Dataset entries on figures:
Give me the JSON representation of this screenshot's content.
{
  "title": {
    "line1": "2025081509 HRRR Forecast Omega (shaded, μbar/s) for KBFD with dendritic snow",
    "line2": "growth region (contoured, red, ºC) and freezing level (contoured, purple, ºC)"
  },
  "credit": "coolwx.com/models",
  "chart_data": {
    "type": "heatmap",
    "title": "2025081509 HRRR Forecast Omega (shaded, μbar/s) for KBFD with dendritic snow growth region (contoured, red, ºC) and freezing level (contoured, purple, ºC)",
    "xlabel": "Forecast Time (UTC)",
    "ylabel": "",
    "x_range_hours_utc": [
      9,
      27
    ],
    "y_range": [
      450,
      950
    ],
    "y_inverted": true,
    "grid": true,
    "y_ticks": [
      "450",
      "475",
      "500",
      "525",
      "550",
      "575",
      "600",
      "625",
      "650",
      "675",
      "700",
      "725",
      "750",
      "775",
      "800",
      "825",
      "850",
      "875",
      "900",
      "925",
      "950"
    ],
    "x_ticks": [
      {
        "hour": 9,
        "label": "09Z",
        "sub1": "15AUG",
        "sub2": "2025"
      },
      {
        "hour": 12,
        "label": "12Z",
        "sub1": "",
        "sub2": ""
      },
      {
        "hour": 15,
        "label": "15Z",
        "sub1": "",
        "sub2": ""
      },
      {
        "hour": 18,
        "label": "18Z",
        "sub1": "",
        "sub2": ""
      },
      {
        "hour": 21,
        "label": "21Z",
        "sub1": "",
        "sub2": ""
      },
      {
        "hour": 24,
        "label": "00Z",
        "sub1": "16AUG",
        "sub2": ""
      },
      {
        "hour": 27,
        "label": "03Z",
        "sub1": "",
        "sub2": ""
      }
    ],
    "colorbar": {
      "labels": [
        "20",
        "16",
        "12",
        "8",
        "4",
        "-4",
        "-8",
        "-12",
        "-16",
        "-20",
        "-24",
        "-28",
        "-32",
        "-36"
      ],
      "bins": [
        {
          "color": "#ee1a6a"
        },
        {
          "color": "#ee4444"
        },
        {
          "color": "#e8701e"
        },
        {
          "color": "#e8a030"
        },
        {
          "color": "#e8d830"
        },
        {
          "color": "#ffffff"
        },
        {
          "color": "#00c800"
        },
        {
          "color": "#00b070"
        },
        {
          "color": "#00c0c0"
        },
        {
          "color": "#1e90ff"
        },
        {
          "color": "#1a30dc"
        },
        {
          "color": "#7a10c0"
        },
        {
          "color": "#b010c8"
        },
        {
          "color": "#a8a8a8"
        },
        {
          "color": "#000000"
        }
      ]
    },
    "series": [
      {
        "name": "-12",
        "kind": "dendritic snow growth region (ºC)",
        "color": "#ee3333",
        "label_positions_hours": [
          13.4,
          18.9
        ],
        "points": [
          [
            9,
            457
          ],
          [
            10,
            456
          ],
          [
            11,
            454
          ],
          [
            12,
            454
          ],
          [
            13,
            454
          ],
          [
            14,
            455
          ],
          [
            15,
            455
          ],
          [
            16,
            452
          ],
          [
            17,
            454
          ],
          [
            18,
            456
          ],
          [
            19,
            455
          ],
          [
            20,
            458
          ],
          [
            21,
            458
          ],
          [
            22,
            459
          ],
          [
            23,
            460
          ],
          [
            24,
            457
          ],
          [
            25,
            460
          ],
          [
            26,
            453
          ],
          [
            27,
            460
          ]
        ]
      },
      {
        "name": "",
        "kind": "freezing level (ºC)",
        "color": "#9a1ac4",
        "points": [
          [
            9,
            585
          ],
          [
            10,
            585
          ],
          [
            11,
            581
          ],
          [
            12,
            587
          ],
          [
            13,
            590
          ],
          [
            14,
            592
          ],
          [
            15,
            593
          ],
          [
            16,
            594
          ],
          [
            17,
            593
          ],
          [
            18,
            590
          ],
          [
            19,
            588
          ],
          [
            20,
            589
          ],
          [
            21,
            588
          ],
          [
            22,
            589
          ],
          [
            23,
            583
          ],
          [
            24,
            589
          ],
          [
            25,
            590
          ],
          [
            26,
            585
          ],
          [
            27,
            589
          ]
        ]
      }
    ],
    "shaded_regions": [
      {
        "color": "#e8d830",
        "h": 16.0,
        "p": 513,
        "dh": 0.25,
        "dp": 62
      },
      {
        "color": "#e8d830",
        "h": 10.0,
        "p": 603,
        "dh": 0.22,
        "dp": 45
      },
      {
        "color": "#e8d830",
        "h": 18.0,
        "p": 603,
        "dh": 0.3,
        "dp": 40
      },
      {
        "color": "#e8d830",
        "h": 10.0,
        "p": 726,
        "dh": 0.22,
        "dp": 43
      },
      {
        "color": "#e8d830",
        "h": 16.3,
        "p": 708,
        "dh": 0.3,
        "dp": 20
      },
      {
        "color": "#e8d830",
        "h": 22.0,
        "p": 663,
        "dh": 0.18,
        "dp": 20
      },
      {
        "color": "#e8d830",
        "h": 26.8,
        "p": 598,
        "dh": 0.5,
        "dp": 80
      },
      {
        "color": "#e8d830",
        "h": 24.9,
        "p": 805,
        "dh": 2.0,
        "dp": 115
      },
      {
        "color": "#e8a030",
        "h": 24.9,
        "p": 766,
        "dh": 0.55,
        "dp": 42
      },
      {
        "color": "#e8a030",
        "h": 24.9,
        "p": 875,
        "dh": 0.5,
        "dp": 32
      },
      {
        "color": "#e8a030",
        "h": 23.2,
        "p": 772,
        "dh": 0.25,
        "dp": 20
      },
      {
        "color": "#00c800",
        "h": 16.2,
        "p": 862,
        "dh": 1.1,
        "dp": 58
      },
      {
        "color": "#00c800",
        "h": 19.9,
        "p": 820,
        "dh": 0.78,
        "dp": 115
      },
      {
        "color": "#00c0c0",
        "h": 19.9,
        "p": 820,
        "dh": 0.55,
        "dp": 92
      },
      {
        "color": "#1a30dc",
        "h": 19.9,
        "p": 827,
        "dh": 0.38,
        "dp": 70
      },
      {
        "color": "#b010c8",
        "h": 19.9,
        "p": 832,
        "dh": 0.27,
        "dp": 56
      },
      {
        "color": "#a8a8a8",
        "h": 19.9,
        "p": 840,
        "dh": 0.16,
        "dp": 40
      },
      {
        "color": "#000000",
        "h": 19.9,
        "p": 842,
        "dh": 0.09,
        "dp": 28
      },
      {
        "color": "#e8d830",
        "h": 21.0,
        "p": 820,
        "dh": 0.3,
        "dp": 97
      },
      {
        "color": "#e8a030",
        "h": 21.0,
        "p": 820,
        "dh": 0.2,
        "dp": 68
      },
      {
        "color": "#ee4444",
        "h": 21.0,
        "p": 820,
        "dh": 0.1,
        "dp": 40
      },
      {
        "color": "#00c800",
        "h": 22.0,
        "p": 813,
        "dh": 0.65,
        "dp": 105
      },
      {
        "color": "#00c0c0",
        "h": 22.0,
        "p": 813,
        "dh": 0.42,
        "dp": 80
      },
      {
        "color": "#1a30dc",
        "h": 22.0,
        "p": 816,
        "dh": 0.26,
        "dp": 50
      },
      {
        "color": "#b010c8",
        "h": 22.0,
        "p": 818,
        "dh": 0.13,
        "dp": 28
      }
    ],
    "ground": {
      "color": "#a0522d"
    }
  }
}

OBJECTIVE:
Pull out every line containing "level".

FINISHED TASK:
    "line2": "growth region (contoured, red, ºC) and freezing level (contoured, purple, ºC)"
    "title": "2025081509 HRRR Forecast Omega (shaded, μbar/s) for KBFD with dendritic snow growth region (contoured, red, ºC) and freezing level (contoured, purple, ºC)",
        "kind": "freezing level (ºC)",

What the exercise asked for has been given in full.